* START EXTRACTED MATERIAL *
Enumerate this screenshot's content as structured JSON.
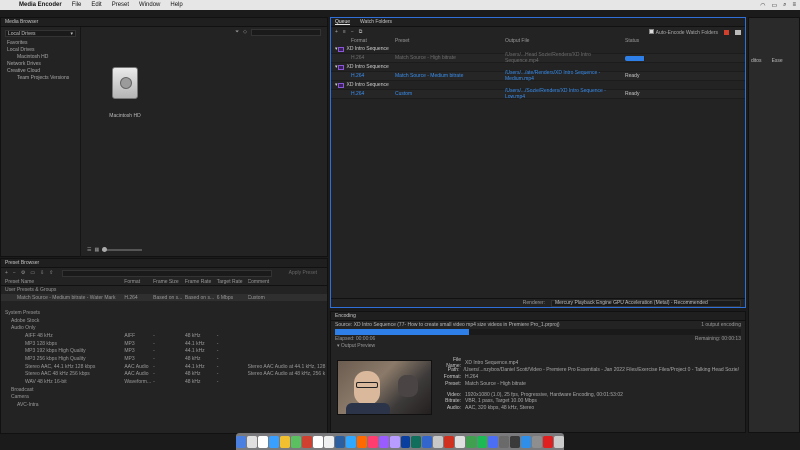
{
  "menubar": {
    "app": "Media Encoder",
    "items": [
      "File",
      "Edit",
      "Preset",
      "Window",
      "Help"
    ]
  },
  "media_browser": {
    "title": "Media Browser",
    "location": "Local Drives",
    "tree": [
      {
        "label": "Favorites",
        "level": 0
      },
      {
        "label": "Local Drives",
        "level": 0
      },
      {
        "label": "Macintosh HD",
        "level": 1
      },
      {
        "label": "Network Drives",
        "level": 0
      },
      {
        "label": "Creative Cloud",
        "level": 0
      },
      {
        "label": "Team Projects Versions",
        "level": 1
      }
    ],
    "disk_label": "Macintosh HD"
  },
  "queue": {
    "tabs": [
      "Queue",
      "Watch Folders"
    ],
    "auto_encode_label": "Auto-Encode Watch Folders",
    "columns": [
      "Format",
      "Preset",
      "Output File",
      "Status"
    ],
    "groups": [
      {
        "name": "XD Intro Sequence",
        "item": {
          "format": "H.264",
          "preset": "Match Source - High bitrate",
          "output": "/Users/...Head Sozie/Renders/XD Intro Sequence.mp4",
          "status": "",
          "progress": 0.95,
          "style": "dim"
        }
      },
      {
        "name": "XD Intro Sequence",
        "item": {
          "format": "H.264",
          "preset": "Match Source - Medium bitrate",
          "output": "/Users/.../ate/Renders/XD Intro Sequence - Medium.mp4",
          "status": "Ready",
          "style": "blue"
        }
      },
      {
        "name": "XD Intro Sequence",
        "item": {
          "format": "H.264",
          "preset": "Custom",
          "output": "/Users/.../Sozie/Renders/XD Intro Sequence - Low.mp4",
          "status": "Ready",
          "style": "blue"
        }
      }
    ],
    "renderer_label": "Renderer:",
    "renderer_value": "Mercury Playback Engine GPU Acceleration (Metal) - Recommended"
  },
  "preset_browser": {
    "title": "Preset Browser",
    "apply_label": "Apply Preset",
    "columns": [
      "Preset Name",
      "Format",
      "Frame Size",
      "Frame Rate",
      "Target Rate",
      "Comment"
    ],
    "rows": [
      {
        "name": "User Presets & Groups",
        "indent": 0,
        "fmt": "",
        "fs": "",
        "fr": "",
        "tr": "",
        "cm": ""
      },
      {
        "name": "Match Source - Medium bitrate - Water Mark",
        "indent": 2,
        "fmt": "H.264",
        "fs": "Based on s...",
        "fr": "Based on s...",
        "tr": "6 Mbps",
        "cm": "Custom",
        "selected": true
      },
      {
        "name": "",
        "indent": 0,
        "fmt": "",
        "fs": "",
        "fr": "",
        "tr": "",
        "cm": ""
      },
      {
        "name": "System Presets",
        "indent": 0,
        "fmt": "",
        "fs": "",
        "fr": "",
        "tr": "",
        "cm": ""
      },
      {
        "name": "Adobe Stock",
        "indent": 1,
        "fmt": "",
        "fs": "",
        "fr": "",
        "tr": "",
        "cm": ""
      },
      {
        "name": "Audio Only",
        "indent": 1,
        "fmt": "",
        "fs": "",
        "fr": "",
        "tr": "",
        "cm": ""
      },
      {
        "name": "AIFF 48 kHz",
        "indent": 3,
        "fmt": "AIFF",
        "fs": "-",
        "fr": "48 kHz",
        "tr": "-",
        "cm": ""
      },
      {
        "name": "MP3 128 kbps",
        "indent": 3,
        "fmt": "MP3",
        "fs": "-",
        "fr": "44.1 kHz",
        "tr": "-",
        "cm": ""
      },
      {
        "name": "MP3 192 kbps High Quality",
        "indent": 3,
        "fmt": "MP3",
        "fs": "-",
        "fr": "44.1 kHz",
        "tr": "-",
        "cm": ""
      },
      {
        "name": "MP3 256 kbps High Quality",
        "indent": 3,
        "fmt": "MP3",
        "fs": "-",
        "fr": "48 kHz",
        "tr": "-",
        "cm": ""
      },
      {
        "name": "Stereo AAC, 44.1 kHz 128 kbps",
        "indent": 3,
        "fmt": "AAC Audio",
        "fs": "-",
        "fr": "44.1 kHz",
        "tr": "-",
        "cm": "Stereo AAC Audio at 44.1 kHz, 128"
      },
      {
        "name": "Stereo AAC 48 kHz 256 kbps",
        "indent": 3,
        "fmt": "AAC Audio",
        "fs": "-",
        "fr": "48 kHz",
        "tr": "-",
        "cm": "Stereo AAC Audio at 48 kHz, 256 k"
      },
      {
        "name": "WAV 48 kHz 16-bit",
        "indent": 3,
        "fmt": "Waveform...",
        "fs": "-",
        "fr": "48 kHz",
        "tr": "-",
        "cm": ""
      },
      {
        "name": "Broadcast",
        "indent": 1,
        "fmt": "",
        "fs": "",
        "fr": "",
        "tr": "",
        "cm": ""
      },
      {
        "name": "Camera",
        "indent": 1,
        "fmt": "",
        "fs": "",
        "fr": "",
        "tr": "",
        "cm": ""
      },
      {
        "name": "AVC-Intra",
        "indent": 2,
        "fmt": "",
        "fs": "",
        "fr": "",
        "tr": "",
        "cm": ""
      }
    ]
  },
  "encoding": {
    "title": "Encoding",
    "source": "Source: XD Intro Sequence (77- How to create small video mp4 size videos in Premiere Pro_1.prproj)",
    "count": "1 output encoding",
    "elapsed": "Elapsed: 00:00:06",
    "remaining": "Remaining: 00:00:13",
    "progress": 0.33,
    "output_preview": "Output Preview",
    "meta": [
      {
        "k": "File Name:",
        "v": "XD Intro Sequence.mp4"
      },
      {
        "k": "Path:",
        "v": "/Users/...nzybox/Daniel Scott/Video - Premiere Pro Essentials - Jan 2022 Files/Exercise Files/Project 0 - Talking Head Sozie/Renders/"
      },
      {
        "k": "Format:",
        "v": "H.264"
      },
      {
        "k": "Preset:",
        "v": "Match Source - High bitrate"
      },
      {
        "k": "",
        "v": ""
      },
      {
        "k": "Video:",
        "v": "1920x1080 (1.0), 25 fps, Progressive, Hardware Encoding, 00:01:53:02"
      },
      {
        "k": "Bitrate:",
        "v": "VBR, 1 pass, Target 10.00 Mbps"
      },
      {
        "k": "Audio:",
        "v": "AAC, 320 kbps, 48 kHz, Stereo"
      }
    ]
  },
  "right_strip": {
    "tabs": [
      "ditos",
      "Esse"
    ]
  },
  "dock": {
    "colors": [
      "#4a7fe0",
      "#e0e0e0",
      "#ffffff",
      "#3aa0ff",
      "#f0c030",
      "#5bc060",
      "#d04030",
      "#ffffff",
      "#f0f0f0",
      "#2b5fa0",
      "#30a8ff",
      "#ff6a00",
      "#ff3d6e",
      "#9a5cff",
      "#b99cff",
      "#0a3fa0",
      "#0f6f5c",
      "#3366cc",
      "#c8c8c8",
      "#d03020",
      "#e0e0e0",
      "#40a050",
      "#1db954",
      "#4c6ef5",
      "#6a6a6a",
      "#3a3a3a",
      "#2f8fe8",
      "#8e8e8e",
      "#e02020",
      "#cccccc"
    ]
  }
}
* END EXTRACTED MATERIAL *
* **WORK INSTRUCTIONS**
Give the material again exactly as it is, but keep the pictures out.

* **TASK OUTPUT**
Enumerate this screenshot's content as structured JSON.
{
  "menubar": {
    "app": "Media Encoder",
    "items": [
      "File",
      "Edit",
      "Preset",
      "Window",
      "Help"
    ]
  },
  "media_browser": {
    "title": "Media Browser",
    "location": "Local Drives",
    "tree": [
      {
        "label": "Favorites",
        "level": 0
      },
      {
        "label": "Local Drives",
        "level": 0
      },
      {
        "label": "Macintosh HD",
        "level": 1
      },
      {
        "label": "Network Drives",
        "level": 0
      },
      {
        "label": "Creative Cloud",
        "level": 0
      },
      {
        "label": "Team Projects Versions",
        "level": 1
      }
    ],
    "disk_label": "Macintosh HD"
  },
  "queue": {
    "tabs": [
      "Queue",
      "Watch Folders"
    ],
    "auto_encode_label": "Auto-Encode Watch Folders",
    "columns": [
      "Format",
      "Preset",
      "Output File",
      "Status"
    ],
    "groups": [
      {
        "name": "XD Intro Sequence",
        "item": {
          "format": "H.264",
          "preset": "Match Source - High bitrate",
          "output": "/Users/...Head Sozie/Renders/XD Intro Sequence.mp4",
          "status": "",
          "progress": 0.95,
          "style": "dim"
        }
      },
      {
        "name": "XD Intro Sequence",
        "item": {
          "format": "H.264",
          "preset": "Match Source - Medium bitrate",
          "output": "/Users/.../ate/Renders/XD Intro Sequence - Medium.mp4",
          "status": "Ready",
          "style": "blue"
        }
      },
      {
        "name": "XD Intro Sequence",
        "item": {
          "format": "H.264",
          "preset": "Custom",
          "output": "/Users/.../Sozie/Renders/XD Intro Sequence - Low.mp4",
          "status": "Ready",
          "style": "blue"
        }
      }
    ],
    "renderer_label": "Renderer:",
    "renderer_value": "Mercury Playback Engine GPU Acceleration (Metal) - Recommended"
  },
  "preset_browser": {
    "title": "Preset Browser",
    "apply_label": "Apply Preset",
    "columns": [
      "Preset Name",
      "Format",
      "Frame Size",
      "Frame Rate",
      "Target Rate",
      "Comment"
    ],
    "rows": [
      {
        "name": "User Presets & Groups",
        "indent": 0,
        "fmt": "",
        "fs": "",
        "fr": "",
        "tr": "",
        "cm": ""
      },
      {
        "name": "Match Source - Medium bitrate - Water Mark",
        "indent": 2,
        "fmt": "H.264",
        "fs": "Based on s...",
        "fr": "Based on s...",
        "tr": "6 Mbps",
        "cm": "Custom",
        "selected": true
      },
      {
        "name": "",
        "indent": 0,
        "fmt": "",
        "fs": "",
        "fr": "",
        "tr": "",
        "cm": ""
      },
      {
        "name": "System Presets",
        "indent": 0,
        "fmt": "",
        "fs": "",
        "fr": "",
        "tr": "",
        "cm": ""
      },
      {
        "name": "Adobe Stock",
        "indent": 1,
        "fmt": "",
        "fs": "",
        "fr": "",
        "tr": "",
        "cm": ""
      },
      {
        "name": "Audio Only",
        "indent": 1,
        "fmt": "",
        "fs": "",
        "fr": "",
        "tr": "",
        "cm": ""
      },
      {
        "name": "AIFF 48 kHz",
        "indent": 3,
        "fmt": "AIFF",
        "fs": "-",
        "fr": "48 kHz",
        "tr": "-",
        "cm": ""
      },
      {
        "name": "MP3 128 kbps",
        "indent": 3,
        "fmt": "MP3",
        "fs": "-",
        "fr": "44.1 kHz",
        "tr": "-",
        "cm": ""
      },
      {
        "name": "MP3 192 kbps High Quality",
        "indent": 3,
        "fmt": "MP3",
        "fs": "-",
        "fr": "44.1 kHz",
        "tr": "-",
        "cm": ""
      },
      {
        "name": "MP3 256 kbps High Quality",
        "indent": 3,
        "fmt": "MP3",
        "fs": "-",
        "fr": "48 kHz",
        "tr": "-",
        "cm": ""
      },
      {
        "name": "Stereo AAC, 44.1 kHz 128 kbps",
        "indent": 3,
        "fmt": "AAC Audio",
        "fs": "-",
        "fr": "44.1 kHz",
        "tr": "-",
        "cm": "Stereo AAC Audio at 44.1 kHz, 128"
      },
      {
        "name": "Stereo AAC 48 kHz 256 kbps",
        "indent": 3,
        "fmt": "AAC Audio",
        "fs": "-",
        "fr": "48 kHz",
        "tr": "-",
        "cm": "Stereo AAC Audio at 48 kHz, 256 k"
      },
      {
        "name": "WAV 48 kHz 16-bit",
        "indent": 3,
        "fmt": "Waveform...",
        "fs": "-",
        "fr": "48 kHz",
        "tr": "-",
        "cm": ""
      },
      {
        "name": "Broadcast",
        "indent": 1,
        "fmt": "",
        "fs": "",
        "fr": "",
        "tr": "",
        "cm": ""
      },
      {
        "name": "Camera",
        "indent": 1,
        "fmt": "",
        "fs": "",
        "fr": "",
        "tr": "",
        "cm": ""
      },
      {
        "name": "AVC-Intra",
        "indent": 2,
        "fmt": "",
        "fs": "",
        "fr": "",
        "tr": "",
        "cm": ""
      }
    ]
  },
  "encoding": {
    "title": "Encoding",
    "source": "Source: XD Intro Sequence (77- How to create small video mp4 size videos in Premiere Pro_1.prproj)",
    "count": "1 output encoding",
    "elapsed": "Elapsed: 00:00:06",
    "remaining": "Remaining: 00:00:13",
    "progress": 0.33,
    "output_preview": "Output Preview",
    "meta": [
      {
        "k": "File Name:",
        "v": "XD Intro Sequence.mp4"
      },
      {
        "k": "Path:",
        "v": "/Users/...nzybox/Daniel Scott/Video - Premiere Pro Essentials - Jan 2022 Files/Exercise Files/Project 0 - Talking Head Sozie/Renders/"
      },
      {
        "k": "Format:",
        "v": "H.264"
      },
      {
        "k": "Preset:",
        "v": "Match Source - High bitrate"
      },
      {
        "k": "",
        "v": ""
      },
      {
        "k": "Video:",
        "v": "1920x1080 (1.0), 25 fps, Progressive, Hardware Encoding, 00:01:53:02"
      },
      {
        "k": "Bitrate:",
        "v": "VBR, 1 pass, Target 10.00 Mbps"
      },
      {
        "k": "Audio:",
        "v": "AAC, 320 kbps, 48 kHz, Stereo"
      }
    ]
  },
  "right_strip": {
    "tabs": [
      "ditos",
      "Esse"
    ]
  },
  "dock": {
    "colors": [
      "#4a7fe0",
      "#e0e0e0",
      "#ffffff",
      "#3aa0ff",
      "#f0c030",
      "#5bc060",
      "#d04030",
      "#ffffff",
      "#f0f0f0",
      "#2b5fa0",
      "#30a8ff",
      "#ff6a00",
      "#ff3d6e",
      "#9a5cff",
      "#b99cff",
      "#0a3fa0",
      "#0f6f5c",
      "#3366cc",
      "#c8c8c8",
      "#d03020",
      "#e0e0e0",
      "#40a050",
      "#1db954",
      "#4c6ef5",
      "#6a6a6a",
      "#3a3a3a",
      "#2f8fe8",
      "#8e8e8e",
      "#e02020",
      "#cccccc"
    ]
  }
}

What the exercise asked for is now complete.